◆ Collected data entries ◆
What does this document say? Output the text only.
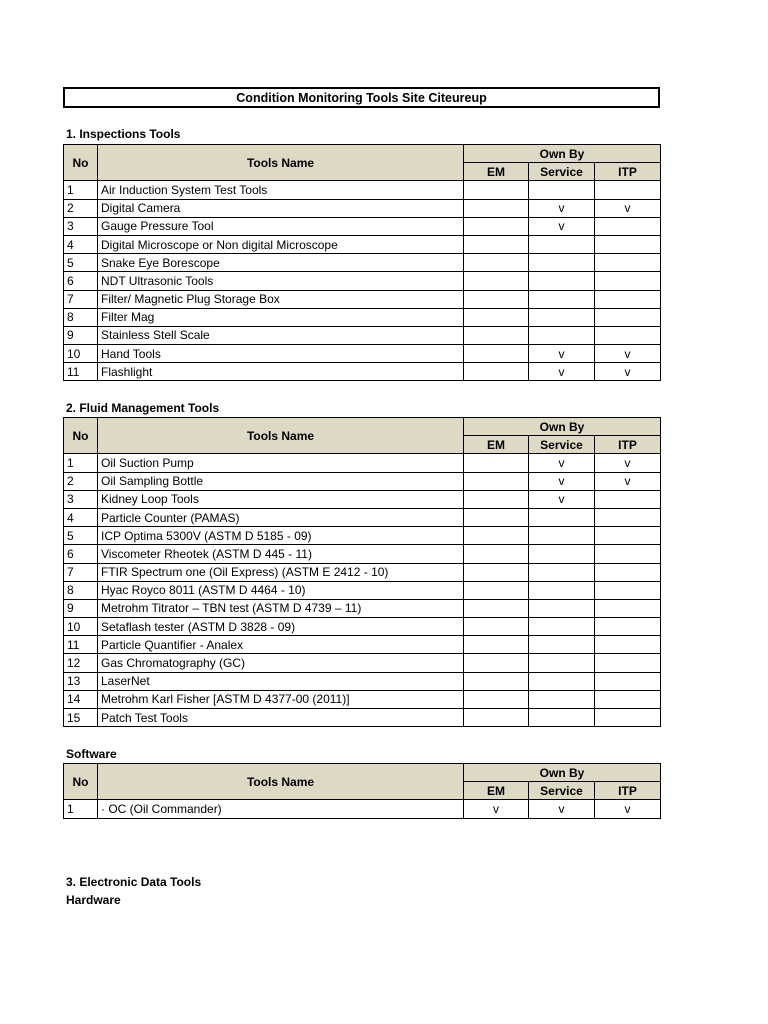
Condition Monitoring Tools Site Citeureup
1. Inspections Tools
No	Tools Name	Own By		
		EM	Service	ITP
1	Air Induction System Test Tools			
2	Digital Camera		v	v
3	Gauge Pressure Tool		v	
4	Digital Microscope or Non digital Microscope			
5	Snake Eye Borescope			
6	NDT Ultrasonic Tools			
7	Filter/ Magnetic Plug Storage Box			
8	Filter Mag			
9	Stainless Stell Scale			
10	Hand Tools		v	v
11	Flashlight		v	v
2. Fluid Management Tools
No	Tools Name	Own By		
		EM	Service	ITP
1	Oil Suction Pump		v	v
2	Oil Sampling Bottle		v	v
3	Kidney Loop Tools		v	
4	Particle Counter (PAMAS)			
5	ICP Optima 5300V (ASTM D 5185 - 09)			
6	Viscometer Rheotek (ASTM D 445 - 11)			
7	FTIR Spectrum one (Oil Express) (ASTM E 2412 - 10)			
8	Hyac Royco 8011 (ASTM D 4464 - 10)			
9	Metrohm Titrator – TBN test (ASTM D 4739 – 11)			
10	Setaflash tester (ASTM D 3828 - 09)			
11	Particle Quantifier - Analex			
12	Gas Chromatography (GC)			
13	LaserNet			
14	Metrohm Karl Fisher [ASTM D 4377-00 (2011)]			
15	Patch Test Tools			
Software
No	Tools Name	Own By		
		EM	Service	ITP
1	· OC (Oil Commander)	v	v	v
3. Electronic Data Tools
Hardware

◆ TASK TO CARRY OUT ◆
Check each line above for the word "Tools" and copy the ones that have it.

◆ WORKED ANSWER ◆
Condition Monitoring Tools Site Citeureup
1. Inspections Tools
No	Tools Name	Own By		
1	Air Induction System Test Tools			
6	NDT Ultrasonic Tools			
10	Hand Tools		v	v
2. Fluid Management Tools
No	Tools Name	Own By		
3	Kidney Loop Tools		v	
15	Patch Test Tools			
No	Tools Name	Own By		
3. Electronic Data Tools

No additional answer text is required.